--- begin ---

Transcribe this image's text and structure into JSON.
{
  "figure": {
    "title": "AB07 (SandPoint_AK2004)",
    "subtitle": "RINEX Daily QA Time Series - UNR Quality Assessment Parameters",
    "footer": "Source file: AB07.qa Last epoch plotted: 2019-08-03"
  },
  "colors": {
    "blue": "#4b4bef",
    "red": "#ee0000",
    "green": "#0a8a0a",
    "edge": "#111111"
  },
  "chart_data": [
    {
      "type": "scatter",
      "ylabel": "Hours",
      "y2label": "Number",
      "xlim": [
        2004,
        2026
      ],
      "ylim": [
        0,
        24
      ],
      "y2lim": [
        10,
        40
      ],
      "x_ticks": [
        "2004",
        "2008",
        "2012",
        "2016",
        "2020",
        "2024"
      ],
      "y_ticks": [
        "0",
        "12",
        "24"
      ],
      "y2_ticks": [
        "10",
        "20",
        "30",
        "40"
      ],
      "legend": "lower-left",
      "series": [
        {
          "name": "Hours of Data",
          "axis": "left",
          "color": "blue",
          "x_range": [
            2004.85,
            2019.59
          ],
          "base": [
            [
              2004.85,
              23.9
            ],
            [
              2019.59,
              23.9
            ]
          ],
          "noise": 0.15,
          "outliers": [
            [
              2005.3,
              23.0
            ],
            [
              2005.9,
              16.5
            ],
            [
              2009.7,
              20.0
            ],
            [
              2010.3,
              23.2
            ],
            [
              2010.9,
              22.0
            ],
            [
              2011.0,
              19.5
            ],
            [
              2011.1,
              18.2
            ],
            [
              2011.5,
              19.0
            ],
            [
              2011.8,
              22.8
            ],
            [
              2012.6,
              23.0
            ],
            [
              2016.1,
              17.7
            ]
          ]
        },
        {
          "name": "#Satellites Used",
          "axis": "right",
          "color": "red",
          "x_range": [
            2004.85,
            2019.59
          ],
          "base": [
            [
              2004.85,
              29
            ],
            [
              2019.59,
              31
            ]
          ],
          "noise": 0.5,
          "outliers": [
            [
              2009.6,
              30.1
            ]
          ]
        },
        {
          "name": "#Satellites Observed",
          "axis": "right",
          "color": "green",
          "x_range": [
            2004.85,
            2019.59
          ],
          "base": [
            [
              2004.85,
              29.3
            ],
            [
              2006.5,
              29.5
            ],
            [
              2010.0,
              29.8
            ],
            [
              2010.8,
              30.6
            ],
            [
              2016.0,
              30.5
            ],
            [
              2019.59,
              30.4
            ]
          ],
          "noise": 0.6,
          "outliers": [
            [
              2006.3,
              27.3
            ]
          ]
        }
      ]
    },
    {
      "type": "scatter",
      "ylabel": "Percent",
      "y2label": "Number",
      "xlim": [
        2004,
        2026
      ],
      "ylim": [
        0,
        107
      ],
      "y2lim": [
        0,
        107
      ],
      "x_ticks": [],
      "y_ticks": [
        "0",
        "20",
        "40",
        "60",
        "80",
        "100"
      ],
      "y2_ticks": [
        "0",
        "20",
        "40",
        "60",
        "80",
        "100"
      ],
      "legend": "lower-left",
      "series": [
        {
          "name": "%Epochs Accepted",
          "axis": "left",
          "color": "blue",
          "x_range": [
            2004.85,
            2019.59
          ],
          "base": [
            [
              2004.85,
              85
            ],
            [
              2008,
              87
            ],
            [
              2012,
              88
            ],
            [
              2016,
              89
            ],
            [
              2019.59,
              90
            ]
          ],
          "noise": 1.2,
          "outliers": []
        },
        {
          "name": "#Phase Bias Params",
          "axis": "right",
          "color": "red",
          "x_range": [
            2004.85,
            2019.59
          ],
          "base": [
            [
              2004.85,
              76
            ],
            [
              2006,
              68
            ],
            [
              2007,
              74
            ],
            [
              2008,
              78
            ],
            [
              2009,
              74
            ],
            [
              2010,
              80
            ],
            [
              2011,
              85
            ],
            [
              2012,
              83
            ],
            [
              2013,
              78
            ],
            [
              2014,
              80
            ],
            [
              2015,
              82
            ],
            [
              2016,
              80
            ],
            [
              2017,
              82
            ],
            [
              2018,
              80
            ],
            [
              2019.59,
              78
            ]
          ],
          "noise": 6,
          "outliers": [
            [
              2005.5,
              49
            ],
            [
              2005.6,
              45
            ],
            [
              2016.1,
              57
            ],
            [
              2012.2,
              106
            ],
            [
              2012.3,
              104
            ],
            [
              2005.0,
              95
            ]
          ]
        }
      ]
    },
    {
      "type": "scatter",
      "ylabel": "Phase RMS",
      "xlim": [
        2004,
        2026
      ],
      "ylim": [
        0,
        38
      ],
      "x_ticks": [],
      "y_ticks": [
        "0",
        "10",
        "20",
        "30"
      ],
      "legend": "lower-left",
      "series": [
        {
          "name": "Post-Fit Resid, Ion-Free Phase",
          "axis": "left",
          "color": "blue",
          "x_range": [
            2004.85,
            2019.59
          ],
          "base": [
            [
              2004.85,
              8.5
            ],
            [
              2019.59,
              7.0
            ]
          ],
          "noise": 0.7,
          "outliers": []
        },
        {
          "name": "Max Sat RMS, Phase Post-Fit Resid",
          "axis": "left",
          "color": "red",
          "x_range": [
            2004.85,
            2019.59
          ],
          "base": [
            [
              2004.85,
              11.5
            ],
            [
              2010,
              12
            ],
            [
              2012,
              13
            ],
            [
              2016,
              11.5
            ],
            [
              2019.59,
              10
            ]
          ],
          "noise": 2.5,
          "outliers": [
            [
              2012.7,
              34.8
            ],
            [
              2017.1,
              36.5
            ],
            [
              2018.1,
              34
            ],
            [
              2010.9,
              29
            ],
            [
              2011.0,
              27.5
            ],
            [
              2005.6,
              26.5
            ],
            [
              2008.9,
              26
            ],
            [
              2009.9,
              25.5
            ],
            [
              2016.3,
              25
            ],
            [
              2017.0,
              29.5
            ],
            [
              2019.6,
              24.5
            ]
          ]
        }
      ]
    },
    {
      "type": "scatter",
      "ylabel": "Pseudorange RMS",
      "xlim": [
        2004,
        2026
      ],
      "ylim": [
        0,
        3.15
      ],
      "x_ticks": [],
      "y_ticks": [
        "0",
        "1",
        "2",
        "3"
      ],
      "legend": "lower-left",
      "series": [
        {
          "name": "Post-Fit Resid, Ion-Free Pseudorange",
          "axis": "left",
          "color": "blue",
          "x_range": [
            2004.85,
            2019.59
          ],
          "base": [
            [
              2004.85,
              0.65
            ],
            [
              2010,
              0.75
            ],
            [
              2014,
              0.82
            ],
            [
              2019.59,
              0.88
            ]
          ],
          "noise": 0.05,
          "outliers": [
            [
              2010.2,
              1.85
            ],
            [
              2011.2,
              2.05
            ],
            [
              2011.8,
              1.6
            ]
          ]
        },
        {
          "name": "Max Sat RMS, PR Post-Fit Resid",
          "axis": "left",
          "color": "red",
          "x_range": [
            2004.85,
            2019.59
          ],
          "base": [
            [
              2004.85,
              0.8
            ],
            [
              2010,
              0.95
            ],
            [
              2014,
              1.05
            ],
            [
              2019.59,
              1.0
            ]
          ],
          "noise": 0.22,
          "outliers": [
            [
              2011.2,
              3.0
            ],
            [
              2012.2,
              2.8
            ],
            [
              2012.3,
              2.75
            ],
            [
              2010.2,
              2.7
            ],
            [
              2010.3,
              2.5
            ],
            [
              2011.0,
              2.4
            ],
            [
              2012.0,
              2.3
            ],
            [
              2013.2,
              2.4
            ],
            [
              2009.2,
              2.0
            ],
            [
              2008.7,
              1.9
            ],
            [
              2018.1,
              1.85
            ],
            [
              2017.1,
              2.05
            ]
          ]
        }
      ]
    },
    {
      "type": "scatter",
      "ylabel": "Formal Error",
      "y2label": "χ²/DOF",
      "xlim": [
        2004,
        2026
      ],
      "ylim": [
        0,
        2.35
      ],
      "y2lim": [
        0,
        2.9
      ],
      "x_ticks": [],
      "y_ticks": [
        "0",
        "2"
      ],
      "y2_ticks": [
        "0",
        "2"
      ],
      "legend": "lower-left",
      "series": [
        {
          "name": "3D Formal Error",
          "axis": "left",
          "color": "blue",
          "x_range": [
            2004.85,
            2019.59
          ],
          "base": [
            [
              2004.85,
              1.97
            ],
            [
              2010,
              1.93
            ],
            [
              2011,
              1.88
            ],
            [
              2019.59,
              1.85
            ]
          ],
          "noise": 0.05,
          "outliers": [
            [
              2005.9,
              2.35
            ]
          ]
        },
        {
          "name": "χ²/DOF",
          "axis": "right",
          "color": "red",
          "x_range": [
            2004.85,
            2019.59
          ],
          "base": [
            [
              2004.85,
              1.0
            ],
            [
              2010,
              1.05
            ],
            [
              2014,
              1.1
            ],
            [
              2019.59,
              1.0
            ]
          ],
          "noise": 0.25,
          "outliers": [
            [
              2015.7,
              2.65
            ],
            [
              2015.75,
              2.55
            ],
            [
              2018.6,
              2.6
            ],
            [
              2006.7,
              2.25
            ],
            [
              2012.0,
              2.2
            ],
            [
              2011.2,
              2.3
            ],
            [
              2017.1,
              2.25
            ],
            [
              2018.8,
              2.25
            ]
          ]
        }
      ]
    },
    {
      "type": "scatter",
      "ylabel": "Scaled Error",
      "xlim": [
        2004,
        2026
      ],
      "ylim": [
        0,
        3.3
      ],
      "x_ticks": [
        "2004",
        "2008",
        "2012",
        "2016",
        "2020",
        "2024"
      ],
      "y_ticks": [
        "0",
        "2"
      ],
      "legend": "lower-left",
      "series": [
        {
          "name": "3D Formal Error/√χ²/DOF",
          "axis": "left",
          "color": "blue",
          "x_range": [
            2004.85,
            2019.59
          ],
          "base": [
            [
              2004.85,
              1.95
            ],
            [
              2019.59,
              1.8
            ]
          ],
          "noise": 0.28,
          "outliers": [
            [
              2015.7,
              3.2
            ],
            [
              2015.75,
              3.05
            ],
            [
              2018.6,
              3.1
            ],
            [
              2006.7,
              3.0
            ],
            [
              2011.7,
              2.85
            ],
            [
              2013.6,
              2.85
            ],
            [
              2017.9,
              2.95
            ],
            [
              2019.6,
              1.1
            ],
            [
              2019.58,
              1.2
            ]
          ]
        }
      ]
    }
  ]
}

--- end ---

== Exercise brief ==
Say, as a number only, how many lines of the data contain "Post".

== Solution to this exercise ==
4